Consignes:
1. Quelles expressions l'extrait sur la justice pénale place-t-il entre guillemets ?
2. Les affirmations suivantes concordent-elles avec l'extrait sur la justice pénale ? Répondez par oui ou non pour chacune, en citant les mots décisifs. (a) Le Chef de l'État a annoncé les États généraux de la justice le 3 juin. (b) Éric Dupond-Moretti qualifie le terme d'ensauvagement de dérive populiste. (c) Frédéric Saint Clair estime que les deux conceptions de la justice sont dans l'impasse.
3. Rédigez la suite de l'extrait sur la justice pénale, à partir de sa dernière phrase.

Extrait:

::::

Face à la violence qui secoue la société, deux conceptions de la justice s’opposent : humanisme pénal vs réalisme pénal. Frédéric Saint Clair s’attache à montrer que ces deux approches sont dans l’impasse. La raison ? Défendre la société est un acte politique. Dès lors, un changement de paradigme visant à repenser l’usage de la violence légitime s’impose.
Quand certains responsables politiques évoquent une « France orange mécanique », d’autres, à commencer par le garde des Sceaux Éric Dupond-Moretti, remettent en cause le terme d’ensauvagement – le qualifiant de dérive populiste – et préfèrent réduire l’insécurité à un « sentiment », instrumentalisé par certains médias. Le Chef de l’État a finalement reconnu le 3 juin dernier que nos « sociétés deviennent de plus en plus violentes », annonçant, trois jours plus tard, le lancement d’États généraux de la justice. La douloureuse question de la violence physique qui secoue actuellement la société française aura-t-elle des chances d’être résolue ?

::::

(Listes d'éléments et de régions)

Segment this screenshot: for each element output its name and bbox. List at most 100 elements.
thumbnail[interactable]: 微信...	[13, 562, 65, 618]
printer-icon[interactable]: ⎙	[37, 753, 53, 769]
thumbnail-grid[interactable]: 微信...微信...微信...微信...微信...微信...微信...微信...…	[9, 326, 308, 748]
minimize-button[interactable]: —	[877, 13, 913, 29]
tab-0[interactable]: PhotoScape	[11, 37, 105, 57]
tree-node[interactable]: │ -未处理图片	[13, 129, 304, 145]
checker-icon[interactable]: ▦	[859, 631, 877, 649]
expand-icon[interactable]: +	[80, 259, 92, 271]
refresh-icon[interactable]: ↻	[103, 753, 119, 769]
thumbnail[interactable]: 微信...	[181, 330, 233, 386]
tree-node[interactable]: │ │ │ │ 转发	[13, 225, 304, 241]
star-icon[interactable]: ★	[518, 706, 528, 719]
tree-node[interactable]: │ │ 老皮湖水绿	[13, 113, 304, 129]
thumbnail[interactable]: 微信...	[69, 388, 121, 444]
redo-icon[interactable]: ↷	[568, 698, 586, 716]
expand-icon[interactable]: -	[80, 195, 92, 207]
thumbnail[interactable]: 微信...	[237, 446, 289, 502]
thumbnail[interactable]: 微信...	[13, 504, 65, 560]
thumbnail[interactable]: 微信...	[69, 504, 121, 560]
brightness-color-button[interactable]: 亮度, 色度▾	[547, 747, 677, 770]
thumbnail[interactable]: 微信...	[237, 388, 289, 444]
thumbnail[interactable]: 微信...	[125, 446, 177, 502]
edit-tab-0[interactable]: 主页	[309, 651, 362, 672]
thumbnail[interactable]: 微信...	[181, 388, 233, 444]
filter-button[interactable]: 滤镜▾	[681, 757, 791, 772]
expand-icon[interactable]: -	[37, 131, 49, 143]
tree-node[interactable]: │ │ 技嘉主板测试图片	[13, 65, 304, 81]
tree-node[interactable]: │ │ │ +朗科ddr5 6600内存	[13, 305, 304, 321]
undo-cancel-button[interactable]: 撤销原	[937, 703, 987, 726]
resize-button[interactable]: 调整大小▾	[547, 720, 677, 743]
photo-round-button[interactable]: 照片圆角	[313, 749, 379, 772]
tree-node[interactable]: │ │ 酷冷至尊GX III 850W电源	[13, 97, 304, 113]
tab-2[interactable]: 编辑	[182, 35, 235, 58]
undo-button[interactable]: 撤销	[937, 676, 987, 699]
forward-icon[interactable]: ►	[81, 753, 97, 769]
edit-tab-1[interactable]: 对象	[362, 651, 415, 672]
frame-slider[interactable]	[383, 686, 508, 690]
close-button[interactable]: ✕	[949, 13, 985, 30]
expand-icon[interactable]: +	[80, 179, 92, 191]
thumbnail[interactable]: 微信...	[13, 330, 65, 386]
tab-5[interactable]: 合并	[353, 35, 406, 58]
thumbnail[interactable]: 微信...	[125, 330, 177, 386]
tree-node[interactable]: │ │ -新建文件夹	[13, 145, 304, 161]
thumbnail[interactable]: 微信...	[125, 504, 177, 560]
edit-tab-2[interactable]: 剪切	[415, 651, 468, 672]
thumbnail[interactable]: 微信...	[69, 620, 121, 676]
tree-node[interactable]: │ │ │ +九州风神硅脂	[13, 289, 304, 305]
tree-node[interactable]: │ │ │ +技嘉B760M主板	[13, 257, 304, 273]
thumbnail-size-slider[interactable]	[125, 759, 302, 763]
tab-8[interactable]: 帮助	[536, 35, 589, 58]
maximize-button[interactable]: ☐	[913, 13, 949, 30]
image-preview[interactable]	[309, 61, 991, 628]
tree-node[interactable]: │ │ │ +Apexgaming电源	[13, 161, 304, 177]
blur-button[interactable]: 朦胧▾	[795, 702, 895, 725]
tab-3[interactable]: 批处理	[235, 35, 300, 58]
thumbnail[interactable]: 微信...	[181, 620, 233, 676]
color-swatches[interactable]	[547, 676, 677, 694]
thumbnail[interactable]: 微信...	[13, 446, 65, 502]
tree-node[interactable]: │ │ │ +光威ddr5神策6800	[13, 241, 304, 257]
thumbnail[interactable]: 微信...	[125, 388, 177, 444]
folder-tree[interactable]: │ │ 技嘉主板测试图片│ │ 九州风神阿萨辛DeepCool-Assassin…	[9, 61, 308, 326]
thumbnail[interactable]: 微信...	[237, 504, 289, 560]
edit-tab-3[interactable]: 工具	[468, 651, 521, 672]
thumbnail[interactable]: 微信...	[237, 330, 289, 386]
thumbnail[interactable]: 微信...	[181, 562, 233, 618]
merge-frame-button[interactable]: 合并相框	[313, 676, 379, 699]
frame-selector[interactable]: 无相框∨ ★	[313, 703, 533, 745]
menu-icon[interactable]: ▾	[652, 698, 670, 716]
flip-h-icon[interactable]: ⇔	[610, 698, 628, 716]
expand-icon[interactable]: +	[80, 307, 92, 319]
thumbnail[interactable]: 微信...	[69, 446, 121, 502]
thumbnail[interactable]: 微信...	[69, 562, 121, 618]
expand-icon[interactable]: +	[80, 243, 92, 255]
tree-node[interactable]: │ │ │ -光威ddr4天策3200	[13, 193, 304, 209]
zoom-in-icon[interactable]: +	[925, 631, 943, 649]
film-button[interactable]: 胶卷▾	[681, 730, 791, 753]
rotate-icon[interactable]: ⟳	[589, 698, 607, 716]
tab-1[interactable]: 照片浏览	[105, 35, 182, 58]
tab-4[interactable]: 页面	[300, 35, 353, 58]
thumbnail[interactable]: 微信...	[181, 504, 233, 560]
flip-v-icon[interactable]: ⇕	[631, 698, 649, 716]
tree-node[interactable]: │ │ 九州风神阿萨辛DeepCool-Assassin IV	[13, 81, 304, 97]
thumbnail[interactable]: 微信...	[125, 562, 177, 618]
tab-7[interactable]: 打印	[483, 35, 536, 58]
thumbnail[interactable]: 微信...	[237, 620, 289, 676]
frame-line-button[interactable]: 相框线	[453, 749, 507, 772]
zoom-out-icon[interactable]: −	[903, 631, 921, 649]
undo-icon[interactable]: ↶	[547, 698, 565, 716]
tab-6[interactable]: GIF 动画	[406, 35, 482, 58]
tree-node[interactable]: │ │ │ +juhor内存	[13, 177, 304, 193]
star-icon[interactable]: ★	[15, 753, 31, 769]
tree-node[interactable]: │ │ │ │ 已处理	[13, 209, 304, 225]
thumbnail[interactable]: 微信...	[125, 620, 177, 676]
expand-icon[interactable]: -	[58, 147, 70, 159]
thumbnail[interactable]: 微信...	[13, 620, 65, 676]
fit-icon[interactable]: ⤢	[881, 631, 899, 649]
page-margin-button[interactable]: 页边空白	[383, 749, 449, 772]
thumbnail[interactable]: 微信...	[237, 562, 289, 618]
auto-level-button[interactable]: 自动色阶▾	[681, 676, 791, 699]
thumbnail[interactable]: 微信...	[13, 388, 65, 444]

::::

Réponses:
1. « France orange mécanique », « sentiment », « sociétés deviennent de plus en plus violentes »

2.
(a) Non : « annonçant, trois jours plus tard, le lancement d’États généraux de la justice »
(b) Oui : « remettent en cause le terme d’ensauvagement – le qualifiant de dérive populiste »
(c) Oui : « s’attache à montrer que ces deux approches sont dans l’impasse »

3.
Archéologie du laxisme pénal
Par un après-midi du mois d’octobre 2017, à la gare Saint Charles de Marseille, deux jeunes femmes, Mauranne Harel et Laura Paumier, respectivement 20 et 21 ans, sont violemment égorgées par un délinquant tunisien en situation irrégulière, arrêté sept fois depuis 2005 sans jamais avoir été condamné durablement ni expulsé. Ce n’est pas la première fois que la barbarie islamiste frappe aveuglément les citoyens français. Ce ne sera pas non plus la dernière. Le terrorisme islamique n’est cependant qu’une facette de la violence qui brutalise le pays. En 2020, on constate plus de 120 agressions à l’arme blanche par jour ; 4 472 homicides et tentatives d’homicides, soit un bond de 91 % en 20 ans1, et 24 800 viols. Il n’est pas étonnant qu’un sondage CSA du mois de mai 2021 révèle que 81 % des Français considèrent que la justice est trop laxiste. Quand, et comment, est-on passé d’une nécessaire humanisation2 de la justice au laxisme pénal actuel ?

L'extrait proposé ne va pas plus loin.